## Brief
Count how many lines in this material contain "hidróxidos". The answer is that number alone.

Part of a data file
— START —

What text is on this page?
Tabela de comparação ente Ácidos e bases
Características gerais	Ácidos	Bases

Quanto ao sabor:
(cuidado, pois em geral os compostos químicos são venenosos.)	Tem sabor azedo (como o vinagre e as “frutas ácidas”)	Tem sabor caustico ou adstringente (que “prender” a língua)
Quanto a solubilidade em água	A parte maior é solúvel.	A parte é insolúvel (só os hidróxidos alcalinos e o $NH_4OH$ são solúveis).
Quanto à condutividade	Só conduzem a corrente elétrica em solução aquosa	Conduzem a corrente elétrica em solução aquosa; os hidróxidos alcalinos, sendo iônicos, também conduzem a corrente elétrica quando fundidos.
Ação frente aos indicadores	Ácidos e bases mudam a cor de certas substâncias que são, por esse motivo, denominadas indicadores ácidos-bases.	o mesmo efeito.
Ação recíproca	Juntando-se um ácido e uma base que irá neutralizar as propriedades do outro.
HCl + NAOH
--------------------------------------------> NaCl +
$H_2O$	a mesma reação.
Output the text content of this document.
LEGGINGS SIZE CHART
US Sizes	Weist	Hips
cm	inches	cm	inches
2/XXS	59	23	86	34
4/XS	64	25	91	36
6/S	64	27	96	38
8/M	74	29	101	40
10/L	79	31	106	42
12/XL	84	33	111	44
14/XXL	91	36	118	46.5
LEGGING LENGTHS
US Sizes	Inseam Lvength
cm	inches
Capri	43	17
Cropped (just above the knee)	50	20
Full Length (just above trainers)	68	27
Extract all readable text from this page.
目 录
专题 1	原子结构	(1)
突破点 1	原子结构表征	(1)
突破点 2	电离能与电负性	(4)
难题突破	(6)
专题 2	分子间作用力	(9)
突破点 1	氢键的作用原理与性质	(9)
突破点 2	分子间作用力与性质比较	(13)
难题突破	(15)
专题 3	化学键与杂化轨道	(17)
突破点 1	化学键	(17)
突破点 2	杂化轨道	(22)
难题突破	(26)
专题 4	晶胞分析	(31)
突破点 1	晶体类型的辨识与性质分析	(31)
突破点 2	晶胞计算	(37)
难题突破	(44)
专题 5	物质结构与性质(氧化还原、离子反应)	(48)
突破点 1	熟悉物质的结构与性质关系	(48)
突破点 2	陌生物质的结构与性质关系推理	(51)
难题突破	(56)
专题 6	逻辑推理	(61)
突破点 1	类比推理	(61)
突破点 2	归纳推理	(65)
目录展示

— END —

## Task solution
2